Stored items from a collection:
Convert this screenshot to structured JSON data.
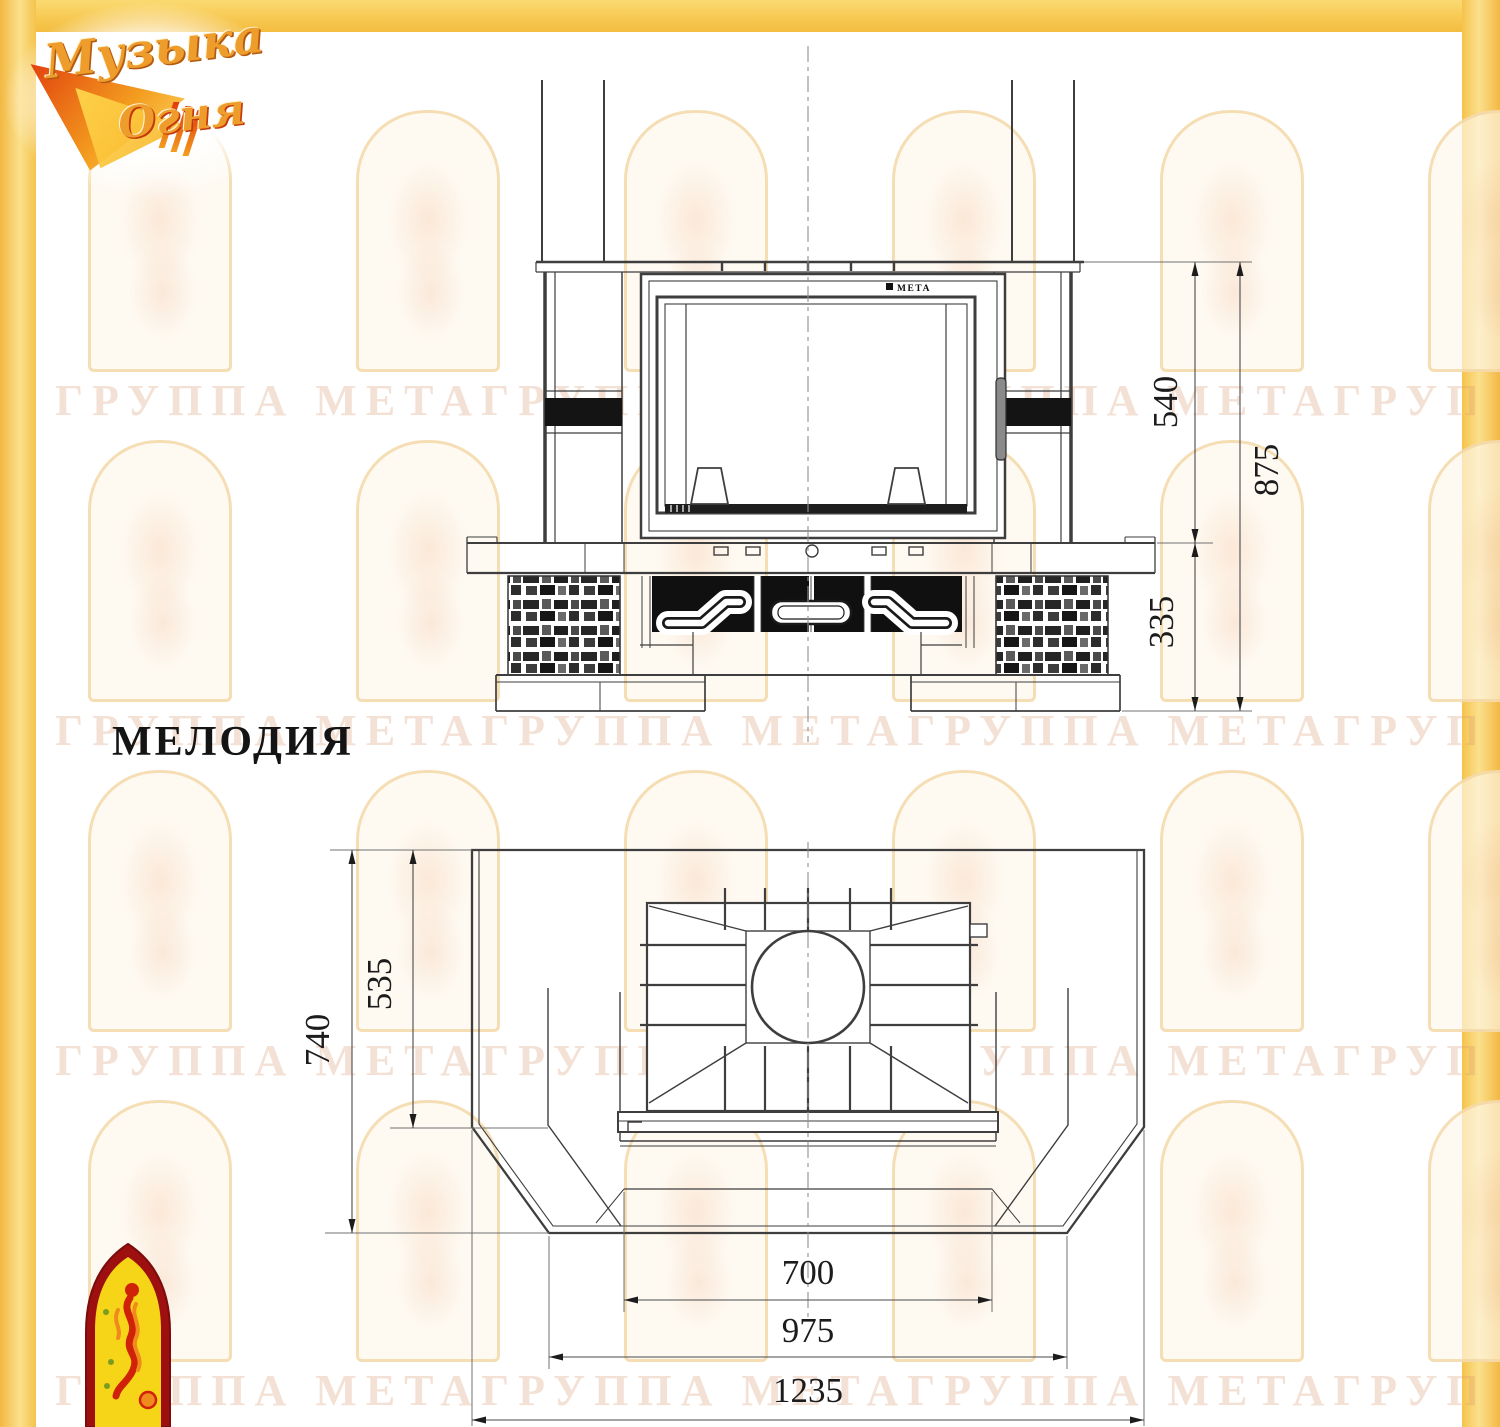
{
  "title": {
    "model_name": "МЕЛОДИЯ"
  },
  "logo_top": {
    "word1": "Музыка",
    "word2": "Огня"
  },
  "watermark": {
    "row_text": "ГРУППА МЕТАГРУППА МЕТАГРУППА МЕТАГРУППА МЕТА"
  },
  "front_view": {
    "brand_label": "МЕТА",
    "dimensions": {
      "firebox_height": "540",
      "total_height": "875",
      "base_height": "335"
    }
  },
  "plan_view": {
    "dimensions": {
      "depth_total": "740",
      "depth_inner": "535",
      "width_firebox": "700",
      "width_front": "975",
      "width_total": "1235"
    }
  },
  "colors": {
    "accent_yellow": "#f6c54b",
    "drawing_line": "#3e3e3e",
    "black_fill": "#111111"
  }
}
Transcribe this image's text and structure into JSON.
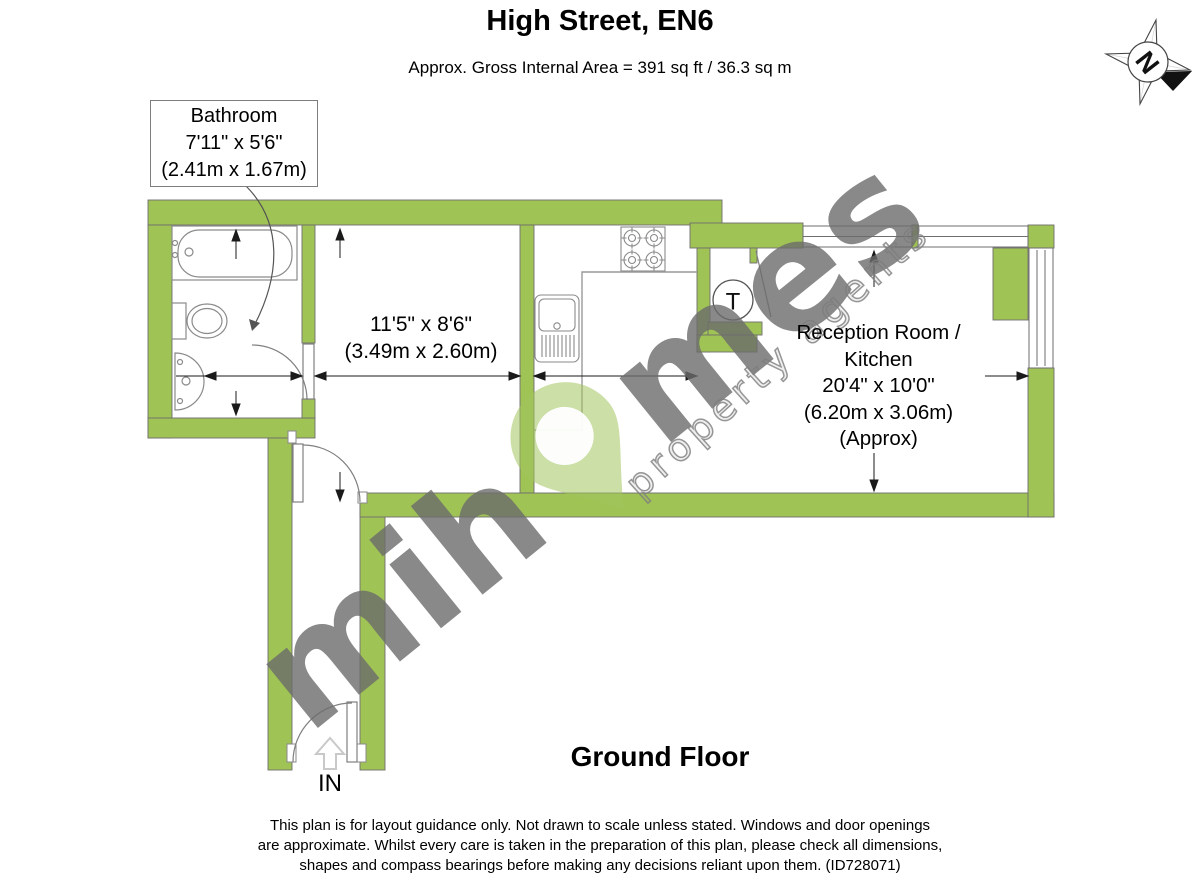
{
  "header": {
    "title": "High Street, EN6",
    "subtitle": "Approx. Gross Internal Area = 391 sq ft / 36.3 sq m"
  },
  "compass": {
    "north": "N"
  },
  "rooms": {
    "bathroom": {
      "name": "Bathroom",
      "size_imperial": "7'11\" x 5'6\"",
      "size_metric": "(2.41m x 1.67m)"
    },
    "room1": {
      "size_imperial": "11'5\" x 8'6\"",
      "size_metric": "(3.49m x 2.60m)"
    },
    "reception": {
      "name_line1": "Reception Room /",
      "name_line2": "Kitchen",
      "size_imperial": "20'4\" x 10'0\"",
      "size_metric": "(6.20m x 3.06m)",
      "approx": "(Approx)"
    },
    "tank_label": "T"
  },
  "plan": {
    "floor_label": "Ground Floor",
    "entrance_label": "IN"
  },
  "watermark": {
    "brand_prefix": "mih",
    "brand_suffix": "mes",
    "tagline": "property agents"
  },
  "footer": {
    "line1": "This plan is for layout guidance only. Not drawn to scale unless stated. Windows and door openings",
    "line2": "are approximate. Whilst every care is taken in the preparation of this plan, please check all dimensions,",
    "line3": "shapes and compass bearings before making any decisions reliant upon them. (ID728071)"
  },
  "colors": {
    "wall": "#a0c355",
    "watermark_pin": "#a3c55f",
    "watermark_text": "#6c6c6c"
  }
}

## Work to complete:
Using the material above, set down every line exactly, but skip the pictures.

## Task output:
Convert this screenshot to structured JSON data.
{
  "title": {
    "model_name": "МЕЛОДИЯ"
  },
  "logo_top": {
    "word1": "Музыка",
    "word2": "Огня"
  },
  "watermark": {
    "row_text": "ГРУППА МЕТАГРУППА МЕТАГРУППА МЕТАГРУППА МЕТА"
  },
  "front_view": {
    "brand_label": "МЕТА",
    "dimensions": {
      "firebox_height": "540",
      "total_height": "875",
      "base_height": "335"
    }
  },
  "plan_view": {
    "dimensions": {
      "depth_total": "740",
      "depth_inner": "535",
      "width_firebox": "700",
      "width_front": "975",
      "width_total": "1235"
    }
  },
  "colors": {
    "accent_yellow": "#f6c54b",
    "drawing_line": "#3e3e3e",
    "black_fill": "#111111"
  }
}
Transcribe this image's text and structure into JSON.
{
  "header": {
    "title": "High Street, EN6",
    "subtitle": "Approx. Gross Internal Area = 391 sq ft / 36.3 sq m"
  },
  "compass": {
    "north": "N"
  },
  "rooms": {
    "bathroom": {
      "name": "Bathroom",
      "size_imperial": "7'11\" x 5'6\"",
      "size_metric": "(2.41m x 1.67m)"
    },
    "room1": {
      "size_imperial": "11'5\" x 8'6\"",
      "size_metric": "(3.49m x 2.60m)"
    },
    "reception": {
      "name_line1": "Reception Room /",
      "name_line2": "Kitchen",
      "size_imperial": "20'4\" x 10'0\"",
      "size_metric": "(6.20m x 3.06m)",
      "approx": "(Approx)"
    },
    "tank_label": "T"
  },
  "plan": {
    "floor_label": "Ground Floor",
    "entrance_label": "IN"
  },
  "watermark": {
    "brand_prefix": "mih",
    "brand_suffix": "mes",
    "tagline": "property agents"
  },
  "footer": {
    "line1": "This plan is for layout guidance only. Not drawn to scale unless stated. Windows and door openings",
    "line2": "are approximate. Whilst every care is taken in the preparation of this plan, please check all dimensions,",
    "line3": "shapes and compass bearings before making any decisions reliant upon them. (ID728071)"
  },
  "colors": {
    "wall": "#a0c355",
    "watermark_pin": "#a3c55f",
    "watermark_text": "#6c6c6c"
  }
}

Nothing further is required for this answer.